DATA TO PROCESS

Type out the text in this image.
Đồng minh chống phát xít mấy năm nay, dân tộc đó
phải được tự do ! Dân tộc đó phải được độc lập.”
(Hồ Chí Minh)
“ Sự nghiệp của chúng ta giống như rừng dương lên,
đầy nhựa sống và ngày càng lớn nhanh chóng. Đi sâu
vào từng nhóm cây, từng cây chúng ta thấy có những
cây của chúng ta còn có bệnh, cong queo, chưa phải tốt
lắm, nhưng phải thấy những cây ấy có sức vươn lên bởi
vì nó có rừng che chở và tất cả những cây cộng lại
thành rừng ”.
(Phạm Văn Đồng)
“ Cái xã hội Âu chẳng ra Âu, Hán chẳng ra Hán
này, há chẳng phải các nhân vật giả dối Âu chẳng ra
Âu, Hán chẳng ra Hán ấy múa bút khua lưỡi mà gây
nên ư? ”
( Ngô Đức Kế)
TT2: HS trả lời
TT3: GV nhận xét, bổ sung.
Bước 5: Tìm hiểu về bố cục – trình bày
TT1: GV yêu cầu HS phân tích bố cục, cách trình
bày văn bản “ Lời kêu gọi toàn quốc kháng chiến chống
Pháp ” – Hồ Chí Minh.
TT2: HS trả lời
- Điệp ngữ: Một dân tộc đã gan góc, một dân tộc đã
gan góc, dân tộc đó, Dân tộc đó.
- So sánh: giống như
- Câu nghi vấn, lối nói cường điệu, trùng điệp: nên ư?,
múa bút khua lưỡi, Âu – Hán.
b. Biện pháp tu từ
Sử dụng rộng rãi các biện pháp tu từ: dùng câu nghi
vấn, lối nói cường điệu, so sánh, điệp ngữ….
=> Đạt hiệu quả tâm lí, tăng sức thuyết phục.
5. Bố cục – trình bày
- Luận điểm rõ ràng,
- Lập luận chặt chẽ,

WORK REQUIRED
Write out every line of the entries that holds the word "giống".

FINAL ANSWER
“ Sự nghiệp của chúng ta giống như rừng dương lên,
- So sánh: giống như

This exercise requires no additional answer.